(Excerpt from a dataset)
=-=-=

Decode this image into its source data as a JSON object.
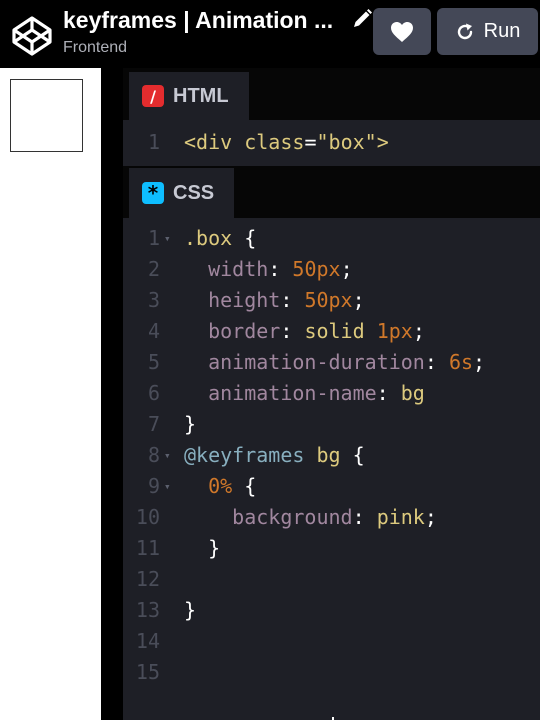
{
  "header": {
    "title": "keyframes | Animation ...",
    "subtitle": "Frontend",
    "heart_icon": "heart-icon",
    "run_label": "Run",
    "run_icon": "rerun-icon"
  },
  "html_editor": {
    "tab_label": "HTML",
    "tab_icon_glyph": "/",
    "tab_color": "#e42c2e",
    "lines": [
      {
        "n": "1",
        "tokens": [
          [
            "c-tag",
            "<div "
          ],
          [
            "c-attr",
            "class"
          ],
          [
            "c-punc",
            "="
          ],
          [
            "c-val",
            "\"box\""
          ],
          [
            "c-tag",
            ">"
          ]
        ]
      }
    ]
  },
  "css_editor": {
    "tab_label": "CSS",
    "tab_icon_glyph": "*",
    "tab_color": "#0ebeff",
    "lines": [
      {
        "n": "1",
        "fold": true,
        "tokens": [
          [
            "c-sel",
            ".box"
          ],
          [
            "c-punc",
            " {"
          ]
        ]
      },
      {
        "n": "2",
        "tokens": [
          [
            "c-punc",
            "  "
          ],
          [
            "c-prop",
            "width"
          ],
          [
            "c-punc",
            ": "
          ],
          [
            "c-num",
            "50px"
          ],
          [
            "c-punc",
            ";"
          ]
        ]
      },
      {
        "n": "3",
        "tokens": [
          [
            "c-punc",
            "  "
          ],
          [
            "c-prop",
            "height"
          ],
          [
            "c-punc",
            ": "
          ],
          [
            "c-num",
            "50px"
          ],
          [
            "c-punc",
            ";"
          ]
        ]
      },
      {
        "n": "4",
        "tokens": [
          [
            "c-punc",
            "  "
          ],
          [
            "c-prop",
            "border"
          ],
          [
            "c-punc",
            ": "
          ],
          [
            "c-val",
            "solid"
          ],
          [
            "c-punc",
            " "
          ],
          [
            "c-num",
            "1px"
          ],
          [
            "c-punc",
            ";"
          ]
        ]
      },
      {
        "n": "5",
        "tokens": [
          [
            "c-punc",
            "  "
          ],
          [
            "c-prop",
            "animation-duration"
          ],
          [
            "c-punc",
            ": "
          ],
          [
            "c-num",
            "6s"
          ],
          [
            "c-punc",
            ";"
          ]
        ]
      },
      {
        "n": "6",
        "tokens": [
          [
            "c-punc",
            "  "
          ],
          [
            "c-prop",
            "animation-name"
          ],
          [
            "c-punc",
            ": "
          ],
          [
            "c-val",
            "bg"
          ]
        ]
      },
      {
        "n": "7",
        "tokens": [
          [
            "c-punc",
            "}"
          ]
        ]
      },
      {
        "n": "8",
        "fold": true,
        "tokens": [
          [
            "c-at",
            "@keyframes"
          ],
          [
            "c-punc",
            " "
          ],
          [
            "c-val",
            "bg"
          ],
          [
            "c-punc",
            " {"
          ]
        ]
      },
      {
        "n": "9",
        "fold": true,
        "tokens": [
          [
            "c-punc",
            "  "
          ],
          [
            "c-num",
            "0%"
          ],
          [
            "c-punc",
            " {"
          ]
        ]
      },
      {
        "n": "10",
        "tokens": [
          [
            "c-punc",
            "    "
          ],
          [
            "c-prop",
            "background"
          ],
          [
            "c-punc",
            ": "
          ],
          [
            "c-val",
            "pink"
          ],
          [
            "c-punc",
            ";"
          ]
        ]
      },
      {
        "n": "11",
        "tokens": [
          [
            "c-punc",
            "  }"
          ]
        ]
      },
      {
        "n": "12",
        "tokens": []
      },
      {
        "n": "13",
        "tokens": [
          [
            "c-punc",
            "}"
          ]
        ]
      },
      {
        "n": "14",
        "tokens": []
      },
      {
        "n": "15",
        "tokens": []
      }
    ]
  }
}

=-=-=

▶ [EXERCISE DETAILS]: Output the records above exactly; leave out the pictures.

▶ [OUTPUT FOR THIS TASK]:
Decode this image into its source data as a JSON object.
{
  "header": {
    "title": "keyframes | Animation ...",
    "subtitle": "Frontend",
    "heart_icon": "heart-icon",
    "run_label": "Run",
    "run_icon": "rerun-icon"
  },
  "html_editor": {
    "tab_label": "HTML",
    "tab_icon_glyph": "/",
    "tab_color": "#e42c2e",
    "lines": [
      {
        "n": "1",
        "tokens": [
          [
            "c-tag",
            "<div "
          ],
          [
            "c-attr",
            "class"
          ],
          [
            "c-punc",
            "="
          ],
          [
            "c-val",
            "\"box\""
          ],
          [
            "c-tag",
            ">"
          ]
        ]
      }
    ]
  },
  "css_editor": {
    "tab_label": "CSS",
    "tab_icon_glyph": "*",
    "tab_color": "#0ebeff",
    "lines": [
      {
        "n": "1",
        "fold": true,
        "tokens": [
          [
            "c-sel",
            ".box"
          ],
          [
            "c-punc",
            " {"
          ]
        ]
      },
      {
        "n": "2",
        "tokens": [
          [
            "c-punc",
            "  "
          ],
          [
            "c-prop",
            "width"
          ],
          [
            "c-punc",
            ": "
          ],
          [
            "c-num",
            "50px"
          ],
          [
            "c-punc",
            ";"
          ]
        ]
      },
      {
        "n": "3",
        "tokens": [
          [
            "c-punc",
            "  "
          ],
          [
            "c-prop",
            "height"
          ],
          [
            "c-punc",
            ": "
          ],
          [
            "c-num",
            "50px"
          ],
          [
            "c-punc",
            ";"
          ]
        ]
      },
      {
        "n": "4",
        "tokens": [
          [
            "c-punc",
            "  "
          ],
          [
            "c-prop",
            "border"
          ],
          [
            "c-punc",
            ": "
          ],
          [
            "c-val",
            "solid"
          ],
          [
            "c-punc",
            " "
          ],
          [
            "c-num",
            "1px"
          ],
          [
            "c-punc",
            ";"
          ]
        ]
      },
      {
        "n": "5",
        "tokens": [
          [
            "c-punc",
            "  "
          ],
          [
            "c-prop",
            "animation-duration"
          ],
          [
            "c-punc",
            ": "
          ],
          [
            "c-num",
            "6s"
          ],
          [
            "c-punc",
            ";"
          ]
        ]
      },
      {
        "n": "6",
        "tokens": [
          [
            "c-punc",
            "  "
          ],
          [
            "c-prop",
            "animation-name"
          ],
          [
            "c-punc",
            ": "
          ],
          [
            "c-val",
            "bg"
          ]
        ]
      },
      {
        "n": "7",
        "tokens": [
          [
            "c-punc",
            "}"
          ]
        ]
      },
      {
        "n": "8",
        "fold": true,
        "tokens": [
          [
            "c-at",
            "@keyframes"
          ],
          [
            "c-punc",
            " "
          ],
          [
            "c-val",
            "bg"
          ],
          [
            "c-punc",
            " {"
          ]
        ]
      },
      {
        "n": "9",
        "fold": true,
        "tokens": [
          [
            "c-punc",
            "  "
          ],
          [
            "c-num",
            "0%"
          ],
          [
            "c-punc",
            " {"
          ]
        ]
      },
      {
        "n": "10",
        "tokens": [
          [
            "c-punc",
            "    "
          ],
          [
            "c-prop",
            "background"
          ],
          [
            "c-punc",
            ": "
          ],
          [
            "c-val",
            "pink"
          ],
          [
            "c-punc",
            ";"
          ]
        ]
      },
      {
        "n": "11",
        "tokens": [
          [
            "c-punc",
            "  }"
          ]
        ]
      },
      {
        "n": "12",
        "tokens": []
      },
      {
        "n": "13",
        "tokens": [
          [
            "c-punc",
            "}"
          ]
        ]
      },
      {
        "n": "14",
        "tokens": []
      },
      {
        "n": "15",
        "tokens": []
      }
    ]
  }
}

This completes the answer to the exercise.